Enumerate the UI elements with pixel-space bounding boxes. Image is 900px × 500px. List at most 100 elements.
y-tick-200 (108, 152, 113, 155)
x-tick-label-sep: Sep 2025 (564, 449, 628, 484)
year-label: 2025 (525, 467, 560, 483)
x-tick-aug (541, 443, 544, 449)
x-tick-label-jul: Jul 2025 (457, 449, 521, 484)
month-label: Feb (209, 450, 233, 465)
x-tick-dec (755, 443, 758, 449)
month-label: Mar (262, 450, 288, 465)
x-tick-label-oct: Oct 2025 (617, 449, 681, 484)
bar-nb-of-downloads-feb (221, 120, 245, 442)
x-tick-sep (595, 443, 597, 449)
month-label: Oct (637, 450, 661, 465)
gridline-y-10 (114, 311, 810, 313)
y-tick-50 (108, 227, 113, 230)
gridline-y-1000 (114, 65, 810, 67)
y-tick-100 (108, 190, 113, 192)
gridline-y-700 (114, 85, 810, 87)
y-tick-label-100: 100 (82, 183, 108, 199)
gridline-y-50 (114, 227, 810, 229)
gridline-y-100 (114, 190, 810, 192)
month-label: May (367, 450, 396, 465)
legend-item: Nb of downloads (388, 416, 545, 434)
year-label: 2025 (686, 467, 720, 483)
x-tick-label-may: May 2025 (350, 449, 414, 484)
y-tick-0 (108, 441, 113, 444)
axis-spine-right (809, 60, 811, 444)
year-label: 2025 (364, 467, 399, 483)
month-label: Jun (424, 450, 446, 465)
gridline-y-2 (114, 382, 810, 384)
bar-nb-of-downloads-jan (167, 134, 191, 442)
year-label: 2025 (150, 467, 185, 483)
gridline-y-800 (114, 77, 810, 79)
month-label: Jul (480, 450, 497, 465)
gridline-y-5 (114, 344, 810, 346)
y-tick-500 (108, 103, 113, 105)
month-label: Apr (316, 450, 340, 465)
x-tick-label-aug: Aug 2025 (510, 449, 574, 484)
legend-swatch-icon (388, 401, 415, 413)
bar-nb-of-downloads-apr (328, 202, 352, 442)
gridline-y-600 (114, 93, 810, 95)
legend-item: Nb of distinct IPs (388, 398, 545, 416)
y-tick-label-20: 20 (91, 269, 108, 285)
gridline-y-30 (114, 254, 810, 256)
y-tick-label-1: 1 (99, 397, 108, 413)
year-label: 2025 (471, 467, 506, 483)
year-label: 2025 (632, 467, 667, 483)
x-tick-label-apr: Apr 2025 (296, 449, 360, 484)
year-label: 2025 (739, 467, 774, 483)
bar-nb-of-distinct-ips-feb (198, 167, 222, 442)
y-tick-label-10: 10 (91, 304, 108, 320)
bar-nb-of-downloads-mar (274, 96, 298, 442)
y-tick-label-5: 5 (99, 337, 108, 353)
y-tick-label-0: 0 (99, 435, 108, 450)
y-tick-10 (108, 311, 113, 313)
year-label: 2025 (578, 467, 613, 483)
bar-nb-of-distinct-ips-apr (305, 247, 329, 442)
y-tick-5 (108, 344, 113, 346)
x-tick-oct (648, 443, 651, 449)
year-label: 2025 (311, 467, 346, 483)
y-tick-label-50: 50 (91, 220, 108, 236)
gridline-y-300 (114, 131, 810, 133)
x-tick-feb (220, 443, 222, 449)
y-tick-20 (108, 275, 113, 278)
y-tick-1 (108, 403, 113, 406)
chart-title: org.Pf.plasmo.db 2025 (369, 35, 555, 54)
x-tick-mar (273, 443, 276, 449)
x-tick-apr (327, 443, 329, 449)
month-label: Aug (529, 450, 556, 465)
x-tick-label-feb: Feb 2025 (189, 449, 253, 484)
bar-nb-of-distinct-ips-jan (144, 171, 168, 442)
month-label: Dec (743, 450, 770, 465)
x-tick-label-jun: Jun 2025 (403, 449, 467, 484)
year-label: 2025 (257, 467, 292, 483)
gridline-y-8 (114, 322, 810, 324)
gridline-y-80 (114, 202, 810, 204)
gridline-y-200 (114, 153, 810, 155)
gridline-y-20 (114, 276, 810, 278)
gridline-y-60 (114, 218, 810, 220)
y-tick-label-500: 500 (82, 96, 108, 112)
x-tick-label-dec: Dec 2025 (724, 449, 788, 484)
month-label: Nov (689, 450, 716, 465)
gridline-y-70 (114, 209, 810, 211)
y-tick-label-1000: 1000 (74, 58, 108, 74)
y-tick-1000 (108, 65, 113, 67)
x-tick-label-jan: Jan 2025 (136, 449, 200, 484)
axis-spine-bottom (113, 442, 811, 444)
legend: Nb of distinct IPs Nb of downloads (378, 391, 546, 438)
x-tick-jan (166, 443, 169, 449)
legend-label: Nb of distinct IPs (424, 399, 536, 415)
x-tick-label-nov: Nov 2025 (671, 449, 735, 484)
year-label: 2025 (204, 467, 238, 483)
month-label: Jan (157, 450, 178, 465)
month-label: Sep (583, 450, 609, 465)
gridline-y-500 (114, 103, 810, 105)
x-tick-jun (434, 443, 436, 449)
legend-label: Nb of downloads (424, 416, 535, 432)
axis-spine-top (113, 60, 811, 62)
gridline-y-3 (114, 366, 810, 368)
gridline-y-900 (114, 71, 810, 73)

-------------------------

Polecenie :: Proszę powtórzyć bez jakichkolwiek zmian wszystkie powyższe wiersze.

Wynik zadania ::
Enumerate the UI elements with pixel-space bounding boxes. Image is 900px × 500px. List at most 100 elements.
y-tick-200 (108, 152, 113, 155)
x-tick-label-sep: Sep 2025 (564, 449, 628, 484)
year-label: 2025 (525, 467, 560, 483)
x-tick-aug (541, 443, 544, 449)
x-tick-label-jul: Jul 2025 (457, 449, 521, 484)
month-label: Feb (209, 450, 233, 465)
x-tick-dec (755, 443, 758, 449)
month-label: Mar (262, 450, 288, 465)
x-tick-label-oct: Oct 2025 (617, 449, 681, 484)
bar-nb-of-downloads-feb (221, 120, 245, 442)
x-tick-sep (595, 443, 597, 449)
month-label: Oct (637, 450, 661, 465)
gridline-y-10 (114, 311, 810, 313)
y-tick-50 (108, 227, 113, 230)
gridline-y-1000 (114, 65, 810, 67)
y-tick-100 (108, 190, 113, 192)
gridline-y-700 (114, 85, 810, 87)
y-tick-label-100: 100 (82, 183, 108, 199)
gridline-y-50 (114, 227, 810, 229)
gridline-y-100 (114, 190, 810, 192)
month-label: May (367, 450, 396, 465)
legend-item: Nb of downloads (388, 416, 545, 434)
year-label: 2025 (686, 467, 720, 483)
x-tick-label-may: May 2025 (350, 449, 414, 484)
y-tick-0 (108, 441, 113, 444)
axis-spine-right (809, 60, 811, 444)
year-label: 2025 (364, 467, 399, 483)
month-label: Jun (424, 450, 446, 465)
gridline-y-2 (114, 382, 810, 384)
bar-nb-of-downloads-jan (167, 134, 191, 442)
year-label: 2025 (150, 467, 185, 483)
gridline-y-800 (114, 77, 810, 79)
month-label: Jul (480, 450, 497, 465)
gridline-y-5 (114, 344, 810, 346)
y-tick-500 (108, 103, 113, 105)
month-label: Apr (316, 450, 340, 465)
x-tick-label-aug: Aug 2025 (510, 449, 574, 484)
legend-swatch-icon (388, 401, 415, 413)
bar-nb-of-downloads-apr (328, 202, 352, 442)
gridline-y-600 (114, 93, 810, 95)
legend-item: Nb of distinct IPs (388, 398, 545, 416)
y-tick-label-20: 20 (91, 269, 108, 285)
gridline-y-30 (114, 254, 810, 256)
y-tick-label-1: 1 (99, 397, 108, 413)
year-label: 2025 (471, 467, 506, 483)
year-label: 2025 (632, 467, 667, 483)
x-tick-label-apr: Apr 2025 (296, 449, 360, 484)
year-label: 2025 (739, 467, 774, 483)
bar-nb-of-distinct-ips-feb (198, 167, 222, 442)
y-tick-label-10: 10 (91, 304, 108, 320)
bar-nb-of-downloads-mar (274, 96, 298, 442)
y-tick-label-5: 5 (99, 337, 108, 353)
y-tick-label-0: 0 (99, 435, 108, 450)
y-tick-10 (108, 311, 113, 313)
year-label: 2025 (578, 467, 613, 483)
bar-nb-of-distinct-ips-apr (305, 247, 329, 442)
y-tick-5 (108, 344, 113, 346)
x-tick-oct (648, 443, 651, 449)
year-label: 2025 (311, 467, 346, 483)
y-tick-label-50: 50 (91, 220, 108, 236)
gridline-y-300 (114, 131, 810, 133)
x-tick-feb (220, 443, 222, 449)
y-tick-20 (108, 275, 113, 278)
y-tick-1 (108, 403, 113, 406)
chart-title: org.Pf.plasmo.db 2025 (369, 35, 555, 54)
x-tick-mar (273, 443, 276, 449)
x-tick-apr (327, 443, 329, 449)
month-label: Aug (529, 450, 556, 465)
x-tick-label-feb: Feb 2025 (189, 449, 253, 484)
bar-nb-of-distinct-ips-jan (144, 171, 168, 442)
month-label: Dec (743, 450, 770, 465)
x-tick-label-jun: Jun 2025 (403, 449, 467, 484)
year-label: 2025 (257, 467, 292, 483)
gridline-y-8 (114, 322, 810, 324)
gridline-y-80 (114, 202, 810, 204)
gridline-y-200 (114, 153, 810, 155)
gridline-y-20 (114, 276, 810, 278)
gridline-y-60 (114, 218, 810, 220)
y-tick-label-500: 500 (82, 96, 108, 112)
x-tick-label-dec: Dec 2025 (724, 449, 788, 484)
month-label: Nov (689, 450, 716, 465)
gridline-y-70 (114, 209, 810, 211)
y-tick-label-1000: 1000 (74, 58, 108, 74)
y-tick-1000 (108, 65, 113, 67)
x-tick-label-jan: Jan 2025 (136, 449, 200, 484)
axis-spine-bottom (113, 442, 811, 444)
legend: Nb of distinct IPs Nb of downloads (378, 391, 546, 438)
x-tick-jan (166, 443, 169, 449)
legend-label: Nb of distinct IPs (424, 399, 536, 415)
x-tick-label-nov: Nov 2025 (671, 449, 735, 484)
year-label: 2025 (204, 467, 238, 483)
month-label: Jan (157, 450, 178, 465)
month-label: Sep (583, 450, 609, 465)
gridline-y-500 (114, 103, 810, 105)
x-tick-jun (434, 443, 436, 449)
legend-label: Nb of downloads (424, 416, 535, 432)
axis-spine-top (113, 60, 811, 62)
gridline-y-3 (114, 366, 810, 368)
gridline-y-900 (114, 71, 810, 73)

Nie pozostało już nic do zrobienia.